:: Extracted records ::
++++++

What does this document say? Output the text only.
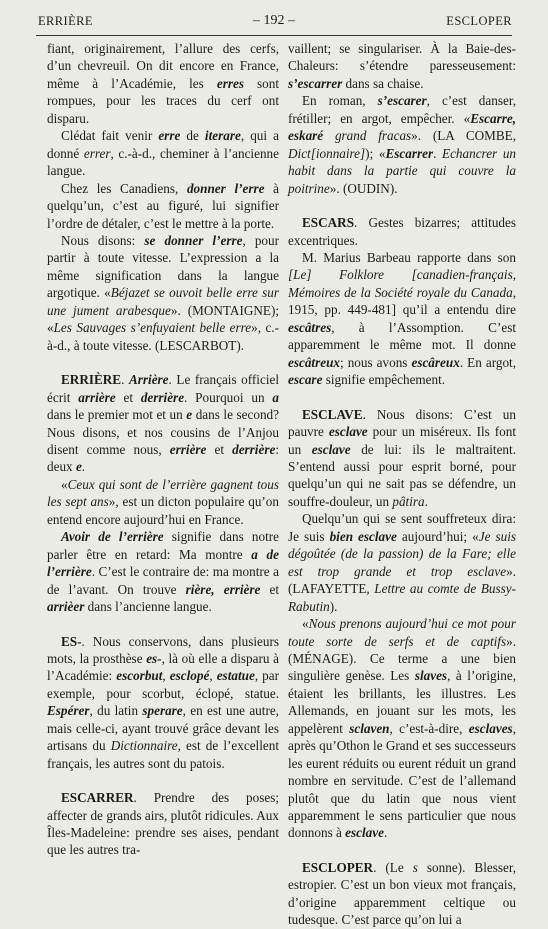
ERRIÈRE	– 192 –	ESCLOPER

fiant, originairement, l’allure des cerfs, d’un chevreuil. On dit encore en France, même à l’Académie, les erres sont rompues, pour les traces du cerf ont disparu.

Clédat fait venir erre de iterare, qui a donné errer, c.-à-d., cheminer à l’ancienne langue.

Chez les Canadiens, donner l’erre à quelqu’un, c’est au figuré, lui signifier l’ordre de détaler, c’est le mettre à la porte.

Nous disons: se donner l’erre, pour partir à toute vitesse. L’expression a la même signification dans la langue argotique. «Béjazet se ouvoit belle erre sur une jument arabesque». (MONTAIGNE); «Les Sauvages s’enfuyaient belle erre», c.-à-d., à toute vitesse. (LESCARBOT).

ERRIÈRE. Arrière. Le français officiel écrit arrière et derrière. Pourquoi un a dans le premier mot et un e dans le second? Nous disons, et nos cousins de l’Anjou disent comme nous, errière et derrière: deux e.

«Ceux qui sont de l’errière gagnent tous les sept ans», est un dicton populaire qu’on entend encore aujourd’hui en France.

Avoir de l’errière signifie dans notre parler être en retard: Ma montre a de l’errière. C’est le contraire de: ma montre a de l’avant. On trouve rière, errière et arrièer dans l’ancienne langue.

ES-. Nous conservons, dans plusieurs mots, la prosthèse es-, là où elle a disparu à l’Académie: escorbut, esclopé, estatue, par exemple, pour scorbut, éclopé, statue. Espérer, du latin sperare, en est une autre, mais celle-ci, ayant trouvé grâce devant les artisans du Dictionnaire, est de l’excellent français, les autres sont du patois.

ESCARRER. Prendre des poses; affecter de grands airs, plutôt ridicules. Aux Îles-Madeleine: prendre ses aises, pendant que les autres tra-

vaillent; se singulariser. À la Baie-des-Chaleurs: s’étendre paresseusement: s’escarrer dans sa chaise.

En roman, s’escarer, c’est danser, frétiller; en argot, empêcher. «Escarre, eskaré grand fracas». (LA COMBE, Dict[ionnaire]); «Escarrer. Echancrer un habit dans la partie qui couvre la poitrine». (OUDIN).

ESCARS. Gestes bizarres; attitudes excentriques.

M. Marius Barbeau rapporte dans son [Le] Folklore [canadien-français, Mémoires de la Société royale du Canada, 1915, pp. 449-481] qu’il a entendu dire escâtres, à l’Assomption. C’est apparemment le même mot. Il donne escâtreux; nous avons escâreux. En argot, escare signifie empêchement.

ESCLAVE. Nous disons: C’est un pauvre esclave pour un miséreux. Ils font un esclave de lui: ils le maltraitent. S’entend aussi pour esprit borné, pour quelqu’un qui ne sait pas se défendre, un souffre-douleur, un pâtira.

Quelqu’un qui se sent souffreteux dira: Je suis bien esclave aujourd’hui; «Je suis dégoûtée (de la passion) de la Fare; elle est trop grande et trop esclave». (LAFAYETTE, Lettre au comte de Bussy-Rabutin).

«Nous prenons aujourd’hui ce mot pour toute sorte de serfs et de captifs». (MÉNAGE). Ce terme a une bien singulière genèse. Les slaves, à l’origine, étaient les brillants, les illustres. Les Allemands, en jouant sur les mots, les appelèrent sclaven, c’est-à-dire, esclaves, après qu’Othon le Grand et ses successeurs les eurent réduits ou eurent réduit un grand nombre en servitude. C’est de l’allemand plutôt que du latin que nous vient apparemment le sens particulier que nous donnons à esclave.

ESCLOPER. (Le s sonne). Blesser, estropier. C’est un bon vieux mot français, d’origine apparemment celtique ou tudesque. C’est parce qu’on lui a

++++++

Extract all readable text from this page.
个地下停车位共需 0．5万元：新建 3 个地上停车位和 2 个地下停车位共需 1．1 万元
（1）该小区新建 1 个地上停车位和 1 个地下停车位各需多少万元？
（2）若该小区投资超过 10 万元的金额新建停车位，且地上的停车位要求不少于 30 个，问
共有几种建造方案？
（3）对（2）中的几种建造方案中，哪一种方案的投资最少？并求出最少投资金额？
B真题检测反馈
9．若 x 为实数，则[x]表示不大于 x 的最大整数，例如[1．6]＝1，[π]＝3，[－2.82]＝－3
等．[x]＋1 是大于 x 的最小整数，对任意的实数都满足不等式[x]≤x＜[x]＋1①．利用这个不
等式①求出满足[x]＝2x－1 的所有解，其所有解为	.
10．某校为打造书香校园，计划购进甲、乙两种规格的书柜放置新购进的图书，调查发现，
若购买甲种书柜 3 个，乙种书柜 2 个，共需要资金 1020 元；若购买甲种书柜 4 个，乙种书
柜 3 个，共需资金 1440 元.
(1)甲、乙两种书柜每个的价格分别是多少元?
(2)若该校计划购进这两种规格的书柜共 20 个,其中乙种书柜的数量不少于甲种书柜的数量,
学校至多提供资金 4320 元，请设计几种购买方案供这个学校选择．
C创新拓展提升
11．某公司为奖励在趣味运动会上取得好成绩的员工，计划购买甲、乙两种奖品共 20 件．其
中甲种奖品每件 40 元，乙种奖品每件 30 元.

++++++

:: What the task requires ::
In the material above, how many lines hold the word "dans"? Say only the number.

:: Result of the task ::
7